Return the records, each one exactly as written.

(Entries taken from a collection)
────────────────────
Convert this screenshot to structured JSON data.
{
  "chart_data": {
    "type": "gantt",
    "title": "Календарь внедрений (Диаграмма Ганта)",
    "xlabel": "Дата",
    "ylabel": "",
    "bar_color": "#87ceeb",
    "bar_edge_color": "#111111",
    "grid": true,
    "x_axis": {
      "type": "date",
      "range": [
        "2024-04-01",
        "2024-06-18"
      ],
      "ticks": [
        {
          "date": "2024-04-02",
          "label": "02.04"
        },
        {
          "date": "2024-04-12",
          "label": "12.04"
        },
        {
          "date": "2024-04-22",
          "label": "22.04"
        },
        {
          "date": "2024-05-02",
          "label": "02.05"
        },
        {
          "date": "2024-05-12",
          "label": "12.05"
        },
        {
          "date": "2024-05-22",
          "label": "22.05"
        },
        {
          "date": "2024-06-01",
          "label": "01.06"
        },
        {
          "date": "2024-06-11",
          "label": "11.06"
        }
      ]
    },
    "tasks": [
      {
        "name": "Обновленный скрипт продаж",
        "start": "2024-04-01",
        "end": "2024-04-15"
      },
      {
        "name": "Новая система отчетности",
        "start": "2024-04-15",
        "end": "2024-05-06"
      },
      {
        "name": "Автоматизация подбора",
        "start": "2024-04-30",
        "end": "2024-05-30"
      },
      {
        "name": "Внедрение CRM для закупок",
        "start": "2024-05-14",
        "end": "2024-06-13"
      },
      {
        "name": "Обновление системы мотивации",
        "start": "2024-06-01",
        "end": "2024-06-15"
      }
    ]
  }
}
────────────────────
The response:
Convert this screenshot to structured JSON data.
{
  "chart_data": {
    "type": "gantt",
    "title": "Календарь внедрений (Диаграмма Ганта)",
    "xlabel": "Дата",
    "ylabel": "",
    "bar_color": "#87ceeb",
    "bar_edge_color": "#111111",
    "grid": true,
    "x_axis": {
      "type": "date",
      "range": [
        "2024-04-01",
        "2024-06-18"
      ],
      "ticks": [
        {
          "date": "2024-04-02",
          "label": "02.04"
        },
        {
          "date": "2024-04-12",
          "label": "12.04"
        },
        {
          "date": "2024-04-22",
          "label": "22.04"
        },
        {
          "date": "2024-05-02",
          "label": "02.05"
        },
        {
          "date": "2024-05-12",
          "label": "12.05"
        },
        {
          "date": "2024-05-22",
          "label": "22.05"
        },
        {
          "date": "2024-06-01",
          "label": "01.06"
        },
        {
          "date": "2024-06-11",
          "label": "11.06"
        }
      ]
    },
    "tasks": [
      {
        "name": "Обновленный скрипт продаж",
        "start": "2024-04-01",
        "end": "2024-04-15"
      },
      {
        "name": "Новая система отчетности",
        "start": "2024-04-15",
        "end": "2024-05-06"
      },
      {
        "name": "Автоматизация подбора",
        "start": "2024-04-30",
        "end": "2024-05-30"
      },
      {
        "name": "Внедрение CRM для закупок",
        "start": "2024-05-14",
        "end": "2024-06-13"
      },
      {
        "name": "Обновление системы мотивации",
        "start": "2024-06-01",
        "end": "2024-06-15"
      }
    ]
  }
}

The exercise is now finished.